- _Task directions_
Gather all lines with "Percent" from the records.

- _Dataset records_
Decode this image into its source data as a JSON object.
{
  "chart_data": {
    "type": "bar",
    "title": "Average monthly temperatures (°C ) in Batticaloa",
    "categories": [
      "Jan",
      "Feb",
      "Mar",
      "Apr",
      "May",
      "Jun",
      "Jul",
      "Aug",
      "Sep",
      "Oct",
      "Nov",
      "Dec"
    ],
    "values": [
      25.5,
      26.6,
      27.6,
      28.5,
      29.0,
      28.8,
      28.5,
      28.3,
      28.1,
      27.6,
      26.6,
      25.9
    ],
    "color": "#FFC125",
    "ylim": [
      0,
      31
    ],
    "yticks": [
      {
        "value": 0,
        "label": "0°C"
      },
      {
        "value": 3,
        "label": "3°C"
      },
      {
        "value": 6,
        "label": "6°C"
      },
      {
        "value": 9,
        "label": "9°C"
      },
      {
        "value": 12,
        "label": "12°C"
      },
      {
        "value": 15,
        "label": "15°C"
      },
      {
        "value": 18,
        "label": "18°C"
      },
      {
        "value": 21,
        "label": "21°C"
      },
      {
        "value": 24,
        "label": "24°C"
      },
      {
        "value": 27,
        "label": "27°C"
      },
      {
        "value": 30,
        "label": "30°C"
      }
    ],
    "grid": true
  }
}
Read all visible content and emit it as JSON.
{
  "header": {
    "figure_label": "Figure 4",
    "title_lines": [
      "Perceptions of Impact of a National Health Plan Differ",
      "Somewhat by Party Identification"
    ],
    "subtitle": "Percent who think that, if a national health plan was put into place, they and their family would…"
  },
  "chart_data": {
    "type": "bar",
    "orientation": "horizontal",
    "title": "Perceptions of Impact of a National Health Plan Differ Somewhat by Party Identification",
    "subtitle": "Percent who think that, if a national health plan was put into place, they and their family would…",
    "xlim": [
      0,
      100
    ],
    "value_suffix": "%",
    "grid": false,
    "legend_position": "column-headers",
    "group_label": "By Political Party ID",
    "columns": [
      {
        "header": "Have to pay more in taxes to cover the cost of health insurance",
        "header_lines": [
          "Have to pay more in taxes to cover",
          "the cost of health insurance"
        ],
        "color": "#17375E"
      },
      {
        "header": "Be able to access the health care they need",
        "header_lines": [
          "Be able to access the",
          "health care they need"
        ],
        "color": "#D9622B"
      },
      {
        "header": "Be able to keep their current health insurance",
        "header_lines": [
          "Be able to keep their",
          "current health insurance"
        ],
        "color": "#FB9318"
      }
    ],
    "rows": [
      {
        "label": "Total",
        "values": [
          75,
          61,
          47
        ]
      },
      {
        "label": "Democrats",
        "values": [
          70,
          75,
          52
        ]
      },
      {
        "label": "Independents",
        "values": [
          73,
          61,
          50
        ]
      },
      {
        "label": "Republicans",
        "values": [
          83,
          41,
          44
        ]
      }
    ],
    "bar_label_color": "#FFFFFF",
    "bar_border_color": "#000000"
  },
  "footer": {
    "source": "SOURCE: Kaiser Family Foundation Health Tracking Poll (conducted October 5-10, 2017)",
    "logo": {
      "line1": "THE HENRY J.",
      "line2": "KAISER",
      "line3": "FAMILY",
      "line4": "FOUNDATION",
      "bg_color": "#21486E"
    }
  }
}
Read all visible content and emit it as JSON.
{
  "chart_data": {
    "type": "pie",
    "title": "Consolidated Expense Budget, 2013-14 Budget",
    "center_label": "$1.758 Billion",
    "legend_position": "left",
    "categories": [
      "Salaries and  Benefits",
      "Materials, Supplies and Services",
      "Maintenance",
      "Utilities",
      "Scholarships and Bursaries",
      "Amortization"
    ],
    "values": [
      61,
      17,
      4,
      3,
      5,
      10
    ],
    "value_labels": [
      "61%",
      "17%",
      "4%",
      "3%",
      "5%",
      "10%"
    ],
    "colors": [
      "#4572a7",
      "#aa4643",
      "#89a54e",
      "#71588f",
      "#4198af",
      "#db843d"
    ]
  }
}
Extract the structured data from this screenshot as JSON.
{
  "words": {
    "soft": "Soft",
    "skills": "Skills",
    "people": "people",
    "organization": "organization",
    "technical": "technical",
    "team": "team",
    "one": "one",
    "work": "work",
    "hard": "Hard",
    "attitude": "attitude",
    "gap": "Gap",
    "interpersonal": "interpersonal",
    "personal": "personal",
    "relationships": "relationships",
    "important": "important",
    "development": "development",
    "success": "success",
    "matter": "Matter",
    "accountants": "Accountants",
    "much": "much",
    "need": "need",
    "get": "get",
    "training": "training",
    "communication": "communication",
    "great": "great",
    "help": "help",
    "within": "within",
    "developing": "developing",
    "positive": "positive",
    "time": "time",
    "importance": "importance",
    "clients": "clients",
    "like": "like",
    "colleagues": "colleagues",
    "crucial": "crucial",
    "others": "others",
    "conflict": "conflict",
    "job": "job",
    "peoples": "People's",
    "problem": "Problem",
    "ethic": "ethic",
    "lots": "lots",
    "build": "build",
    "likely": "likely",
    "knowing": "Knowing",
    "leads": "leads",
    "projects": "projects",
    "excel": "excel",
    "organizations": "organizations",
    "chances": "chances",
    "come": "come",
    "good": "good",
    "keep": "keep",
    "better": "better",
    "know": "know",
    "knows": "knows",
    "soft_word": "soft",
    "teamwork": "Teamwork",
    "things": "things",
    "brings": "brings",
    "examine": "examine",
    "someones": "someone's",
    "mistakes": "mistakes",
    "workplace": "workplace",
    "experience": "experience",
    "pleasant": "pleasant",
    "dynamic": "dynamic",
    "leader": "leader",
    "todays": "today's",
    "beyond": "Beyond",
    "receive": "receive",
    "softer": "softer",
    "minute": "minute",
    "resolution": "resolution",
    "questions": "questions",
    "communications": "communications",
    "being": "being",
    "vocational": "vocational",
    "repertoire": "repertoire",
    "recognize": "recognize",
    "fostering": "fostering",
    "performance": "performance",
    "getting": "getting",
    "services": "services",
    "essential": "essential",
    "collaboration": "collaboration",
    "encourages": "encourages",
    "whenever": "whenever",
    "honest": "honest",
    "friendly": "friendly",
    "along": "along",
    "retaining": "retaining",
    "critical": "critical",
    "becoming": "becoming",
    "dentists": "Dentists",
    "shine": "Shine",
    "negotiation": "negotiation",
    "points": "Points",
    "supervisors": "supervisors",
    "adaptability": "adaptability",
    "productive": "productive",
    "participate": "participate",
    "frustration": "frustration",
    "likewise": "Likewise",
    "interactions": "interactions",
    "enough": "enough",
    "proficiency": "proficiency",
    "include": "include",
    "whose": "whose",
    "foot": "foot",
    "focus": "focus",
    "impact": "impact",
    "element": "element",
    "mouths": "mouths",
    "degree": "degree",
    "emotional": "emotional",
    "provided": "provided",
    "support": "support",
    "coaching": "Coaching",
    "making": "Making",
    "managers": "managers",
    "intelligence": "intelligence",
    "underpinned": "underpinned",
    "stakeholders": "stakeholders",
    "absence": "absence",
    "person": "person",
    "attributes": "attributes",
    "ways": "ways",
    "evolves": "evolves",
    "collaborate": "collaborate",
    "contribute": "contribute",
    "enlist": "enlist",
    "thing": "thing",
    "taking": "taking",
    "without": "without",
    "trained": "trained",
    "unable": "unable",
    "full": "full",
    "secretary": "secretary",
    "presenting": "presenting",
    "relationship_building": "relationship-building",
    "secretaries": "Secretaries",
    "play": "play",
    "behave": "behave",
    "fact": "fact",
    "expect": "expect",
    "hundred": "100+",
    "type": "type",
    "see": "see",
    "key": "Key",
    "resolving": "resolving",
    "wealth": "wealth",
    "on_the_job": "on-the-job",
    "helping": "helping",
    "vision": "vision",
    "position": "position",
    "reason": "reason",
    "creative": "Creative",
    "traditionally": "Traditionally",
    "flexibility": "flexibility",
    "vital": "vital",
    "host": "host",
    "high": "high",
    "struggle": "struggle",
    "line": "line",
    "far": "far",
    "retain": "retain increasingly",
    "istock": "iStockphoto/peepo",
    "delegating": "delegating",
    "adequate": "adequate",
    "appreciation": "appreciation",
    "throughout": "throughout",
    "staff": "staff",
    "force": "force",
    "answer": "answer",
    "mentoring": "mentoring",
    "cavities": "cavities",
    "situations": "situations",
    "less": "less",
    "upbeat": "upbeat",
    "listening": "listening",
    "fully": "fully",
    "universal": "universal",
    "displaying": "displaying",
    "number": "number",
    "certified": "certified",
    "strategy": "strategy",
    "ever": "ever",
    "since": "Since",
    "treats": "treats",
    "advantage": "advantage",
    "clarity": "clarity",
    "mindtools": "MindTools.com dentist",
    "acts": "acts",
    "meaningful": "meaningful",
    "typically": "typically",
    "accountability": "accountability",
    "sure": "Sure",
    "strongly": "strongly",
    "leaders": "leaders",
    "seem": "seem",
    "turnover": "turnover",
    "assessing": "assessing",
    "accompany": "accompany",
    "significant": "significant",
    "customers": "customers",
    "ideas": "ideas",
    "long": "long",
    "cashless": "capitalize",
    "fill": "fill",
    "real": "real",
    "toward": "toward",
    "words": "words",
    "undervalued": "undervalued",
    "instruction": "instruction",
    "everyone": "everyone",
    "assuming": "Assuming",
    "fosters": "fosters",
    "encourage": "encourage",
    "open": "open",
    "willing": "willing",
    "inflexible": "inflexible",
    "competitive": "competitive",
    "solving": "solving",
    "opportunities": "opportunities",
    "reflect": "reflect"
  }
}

- _Right answer_
    "subtitle": "Percent who think that, if a national health plan was put into place, they and their family would…"
    "subtitle": "Percent who think that, if a national health plan was put into place, they and their family would…",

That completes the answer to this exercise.